━━━━━ Exercise inputs ━━━━━

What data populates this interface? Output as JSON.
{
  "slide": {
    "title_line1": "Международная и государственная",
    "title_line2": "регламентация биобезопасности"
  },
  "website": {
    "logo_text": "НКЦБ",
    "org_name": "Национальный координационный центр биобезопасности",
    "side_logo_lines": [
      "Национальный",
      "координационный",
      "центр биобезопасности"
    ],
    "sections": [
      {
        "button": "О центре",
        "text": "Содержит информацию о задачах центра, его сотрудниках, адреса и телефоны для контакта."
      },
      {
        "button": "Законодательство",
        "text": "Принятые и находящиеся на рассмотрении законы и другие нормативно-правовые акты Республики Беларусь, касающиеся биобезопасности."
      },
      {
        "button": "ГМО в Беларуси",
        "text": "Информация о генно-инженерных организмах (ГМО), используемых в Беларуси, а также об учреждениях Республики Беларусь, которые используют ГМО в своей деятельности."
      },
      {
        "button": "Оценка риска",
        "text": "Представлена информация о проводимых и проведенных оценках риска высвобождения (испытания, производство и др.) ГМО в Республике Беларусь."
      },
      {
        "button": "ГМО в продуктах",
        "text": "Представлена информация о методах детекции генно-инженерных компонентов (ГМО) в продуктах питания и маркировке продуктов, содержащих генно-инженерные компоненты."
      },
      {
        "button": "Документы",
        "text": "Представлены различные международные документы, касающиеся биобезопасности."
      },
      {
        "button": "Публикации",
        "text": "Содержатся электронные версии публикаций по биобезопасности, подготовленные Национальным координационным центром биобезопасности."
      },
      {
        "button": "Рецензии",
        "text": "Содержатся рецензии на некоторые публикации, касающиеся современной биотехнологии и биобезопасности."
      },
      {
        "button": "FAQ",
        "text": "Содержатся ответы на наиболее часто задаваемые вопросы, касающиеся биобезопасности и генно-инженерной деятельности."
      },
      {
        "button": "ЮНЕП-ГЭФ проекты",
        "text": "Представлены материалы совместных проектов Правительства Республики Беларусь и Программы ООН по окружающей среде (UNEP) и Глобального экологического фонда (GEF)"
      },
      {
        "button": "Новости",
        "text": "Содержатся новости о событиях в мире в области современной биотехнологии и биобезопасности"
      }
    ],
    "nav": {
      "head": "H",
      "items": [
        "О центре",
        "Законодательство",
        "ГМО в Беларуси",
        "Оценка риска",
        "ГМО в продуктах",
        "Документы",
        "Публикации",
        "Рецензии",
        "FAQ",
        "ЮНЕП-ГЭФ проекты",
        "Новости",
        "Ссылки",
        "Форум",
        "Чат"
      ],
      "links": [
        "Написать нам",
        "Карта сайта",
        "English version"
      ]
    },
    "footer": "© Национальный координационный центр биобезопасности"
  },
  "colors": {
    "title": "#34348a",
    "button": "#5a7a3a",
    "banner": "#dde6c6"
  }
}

━━━━━

Copy out every line holding the string "Национальный".

• Response:
    "org_name": "Национальный координационный центр биобезопасности",
      "Национальный",
    "footer": "© Национальный координационный центр биобезопасности"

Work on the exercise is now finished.